(Data items)
══════════

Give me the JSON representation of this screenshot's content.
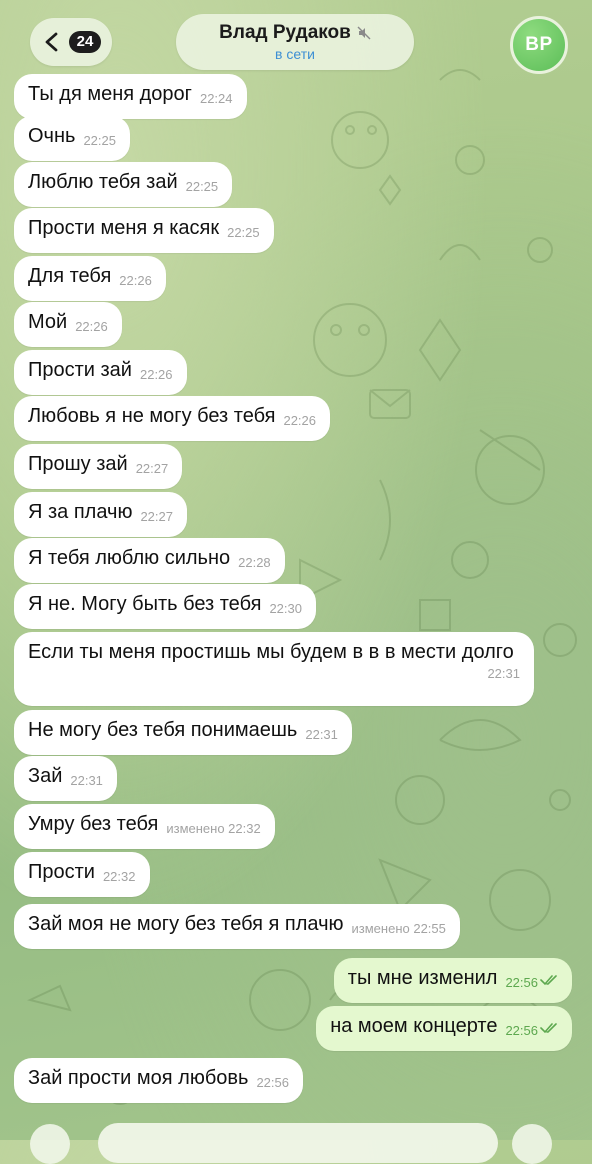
{
  "header": {
    "back_badge": "24",
    "contact_name": "Влад Рудаков",
    "status": "в сети",
    "avatar_initials": "ВР"
  },
  "messages": [
    {
      "text": "Ты дя меня дорог",
      "time": "22:24",
      "dir": "in"
    },
    {
      "text": "Очнь",
      "time": "22:25",
      "dir": "in"
    },
    {
      "text": "Люблю тебя зай",
      "time": "22:25",
      "dir": "in"
    },
    {
      "text": "Прости меня я касяк",
      "time": "22:25",
      "dir": "in"
    },
    {
      "text": "Для тебя",
      "time": "22:26",
      "dir": "in"
    },
    {
      "text": "Мой",
      "time": "22:26",
      "dir": "in"
    },
    {
      "text": "Прости зай",
      "time": "22:26",
      "dir": "in"
    },
    {
      "text": "Любовь я не могу без тебя",
      "time": "22:26",
      "dir": "in"
    },
    {
      "text": "Прошу зай",
      "time": "22:27",
      "dir": "in"
    },
    {
      "text": "Я за плачю",
      "time": "22:27",
      "dir": "in"
    },
    {
      "text": "Я тебя люблю сильно",
      "time": "22:28",
      "dir": "in"
    },
    {
      "text": "Я не. Могу быть без тебя",
      "time": "22:30",
      "dir": "in"
    },
    {
      "text": "Если ты меня простишь мы будем в в в мести долго",
      "time": "22:31",
      "dir": "in"
    },
    {
      "text": "Не могу без тебя понимаешь",
      "time": "22:31",
      "dir": "in"
    },
    {
      "text": "Зай",
      "time": "22:31",
      "dir": "in"
    },
    {
      "text": "Умру без тебя",
      "time": "изменено 22:32",
      "dir": "in"
    },
    {
      "text": "Прости",
      "time": "22:32",
      "dir": "in"
    },
    {
      "text": "Зай моя не могу без тебя я плачю",
      "time": "изменено 22:55",
      "dir": "in"
    },
    {
      "text": "ты мне изменил",
      "time": "22:56",
      "dir": "out"
    },
    {
      "text": "на моем концерте",
      "time": "22:56",
      "dir": "out"
    },
    {
      "text": "Зай прости моя любовь",
      "time": "22:56",
      "dir": "in"
    }
  ],
  "icons": {
    "back": "chevron-left-icon",
    "mute": "mute-icon",
    "read": "double-check-icon"
  },
  "colors": {
    "incoming_bubble": "#ffffff",
    "outgoing_bubble": "#e4f8cf",
    "status": "#3d8fd4",
    "avatar": "#5cbe58",
    "checks": "#5da84f"
  }
}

══════════

» Task directions
Find the lines containing "меня" and list every one of them.

» Final result
      "text": "Ты дя меня дорог",
      "text": "Прости меня я касяк",
      "text": "Если ты меня простишь мы будем в в в мести долго",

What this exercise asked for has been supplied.